WHAT THIS TASK INVOLVES:
Transcribe the records below exactly.

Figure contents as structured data
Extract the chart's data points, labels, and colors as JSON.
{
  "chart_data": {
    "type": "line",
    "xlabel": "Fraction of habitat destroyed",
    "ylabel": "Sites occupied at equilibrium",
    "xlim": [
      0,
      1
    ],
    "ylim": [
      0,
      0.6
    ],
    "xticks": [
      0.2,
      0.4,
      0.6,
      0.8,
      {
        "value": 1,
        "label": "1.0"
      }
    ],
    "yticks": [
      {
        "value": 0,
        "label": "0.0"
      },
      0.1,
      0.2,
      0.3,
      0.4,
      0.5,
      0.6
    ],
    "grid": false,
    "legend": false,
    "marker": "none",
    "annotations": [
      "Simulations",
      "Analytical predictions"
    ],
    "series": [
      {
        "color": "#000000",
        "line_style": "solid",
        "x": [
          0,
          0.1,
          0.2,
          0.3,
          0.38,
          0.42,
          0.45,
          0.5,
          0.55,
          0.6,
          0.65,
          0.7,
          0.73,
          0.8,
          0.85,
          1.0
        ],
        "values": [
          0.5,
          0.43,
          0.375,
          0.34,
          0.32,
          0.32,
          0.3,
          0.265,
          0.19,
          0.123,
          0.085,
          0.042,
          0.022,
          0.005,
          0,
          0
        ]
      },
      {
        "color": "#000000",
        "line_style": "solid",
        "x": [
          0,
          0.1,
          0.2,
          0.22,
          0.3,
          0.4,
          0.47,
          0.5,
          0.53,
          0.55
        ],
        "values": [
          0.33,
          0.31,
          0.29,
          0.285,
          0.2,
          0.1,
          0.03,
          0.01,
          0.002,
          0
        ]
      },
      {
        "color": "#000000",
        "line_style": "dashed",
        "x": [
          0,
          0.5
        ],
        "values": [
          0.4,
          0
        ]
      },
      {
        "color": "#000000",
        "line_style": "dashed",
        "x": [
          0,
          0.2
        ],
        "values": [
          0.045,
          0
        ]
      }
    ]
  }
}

WRITTEN REPLY:
Extract the chart's data points, labels, and colors as JSON.
{
  "chart_data": {
    "type": "line",
    "xlabel": "Fraction of habitat destroyed",
    "ylabel": "Sites occupied at equilibrium",
    "xlim": [
      0,
      1
    ],
    "ylim": [
      0,
      0.6
    ],
    "xticks": [
      0.2,
      0.4,
      0.6,
      0.8,
      {
        "value": 1,
        "label": "1.0"
      }
    ],
    "yticks": [
      {
        "value": 0,
        "label": "0.0"
      },
      0.1,
      0.2,
      0.3,
      0.4,
      0.5,
      0.6
    ],
    "grid": false,
    "legend": false,
    "marker": "none",
    "annotations": [
      "Simulations",
      "Analytical predictions"
    ],
    "series": [
      {
        "color": "#000000",
        "line_style": "solid",
        "x": [
          0,
          0.1,
          0.2,
          0.3,
          0.38,
          0.42,
          0.45,
          0.5,
          0.55,
          0.6,
          0.65,
          0.7,
          0.73,
          0.8,
          0.85,
          1.0
        ],
        "values": [
          0.5,
          0.43,
          0.375,
          0.34,
          0.32,
          0.32,
          0.3,
          0.265,
          0.19,
          0.123,
          0.085,
          0.042,
          0.022,
          0.005,
          0,
          0
        ]
      },
      {
        "color": "#000000",
        "line_style": "solid",
        "x": [
          0,
          0.1,
          0.2,
          0.22,
          0.3,
          0.4,
          0.47,
          0.5,
          0.53,
          0.55
        ],
        "values": [
          0.33,
          0.31,
          0.29,
          0.285,
          0.2,
          0.1,
          0.03,
          0.01,
          0.002,
          0
        ]
      },
      {
        "color": "#000000",
        "line_style": "dashed",
        "x": [
          0,
          0.5
        ],
        "values": [
          0.4,
          0
        ]
      },
      {
        "color": "#000000",
        "line_style": "dashed",
        "x": [
          0,
          0.2
        ],
        "values": [
          0.045,
          0
        ]
      }
    ]
  }
}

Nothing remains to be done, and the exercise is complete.